▸ Dataset excerpt
··········
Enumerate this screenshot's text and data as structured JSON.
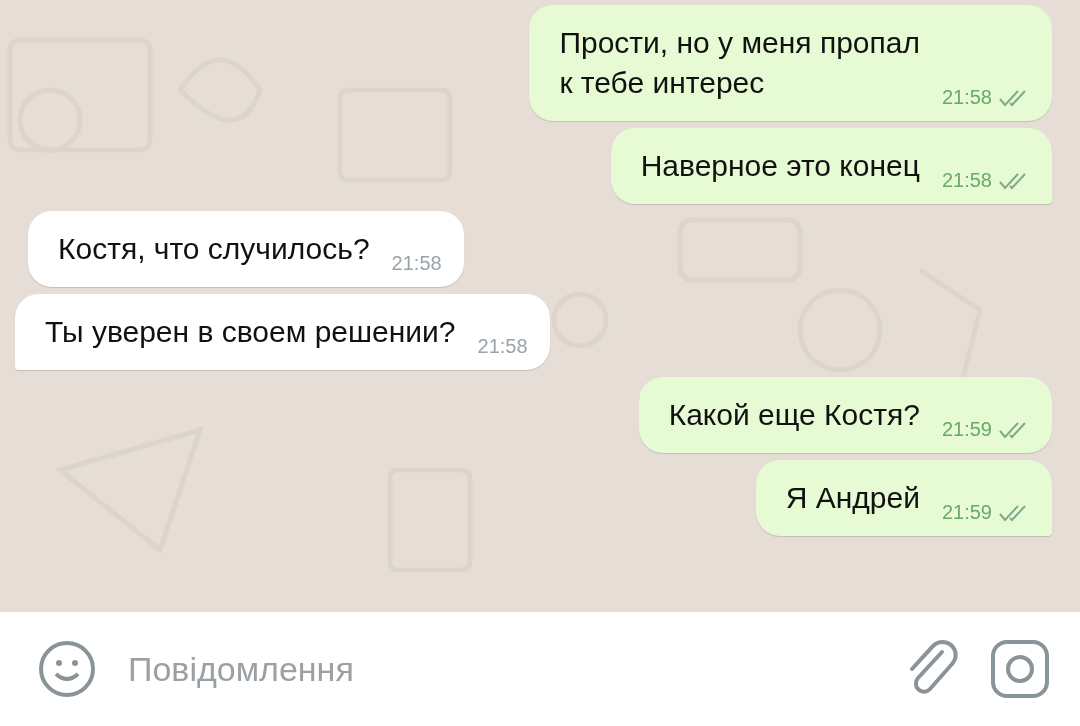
{
  "messages": [
    {
      "kind": "outgoing",
      "text": "Прости, но у меня пропал\nк тебе интерес",
      "time": "21:58",
      "read": true,
      "tail": false
    },
    {
      "kind": "outgoing",
      "text": "Наверное это конец",
      "time": "21:58",
      "read": true,
      "tail": true
    },
    {
      "kind": "incoming",
      "text": "Костя, что случилось?",
      "time": "21:58",
      "tail": false
    },
    {
      "kind": "incoming",
      "text": "Ты уверен в своем решении?",
      "time": "21:58",
      "tail": true
    },
    {
      "kind": "outgoing",
      "text": "Какой еще Костя?",
      "time": "21:59",
      "read": true,
      "tail": false
    },
    {
      "kind": "outgoing",
      "text": "Я Андрей",
      "time": "21:59",
      "read": true,
      "tail": true
    }
  ],
  "composer": {
    "placeholder": "Повідомлення"
  }
}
··········
▸ Required task
Take every line above carrying "text" and return it.

▸ Output of the exercise
Enumerate this screenshot's text and data as structured JSON.
      "text": "Прости, но у меня пропал\nк тебе интерес",
      "text": "Наверное это конец",
      "text": "Костя, что случилось?",
      "text": "Ты уверен в своем решении?",
      "text": "Какой еще Костя?",
      "text": "Я Андрей",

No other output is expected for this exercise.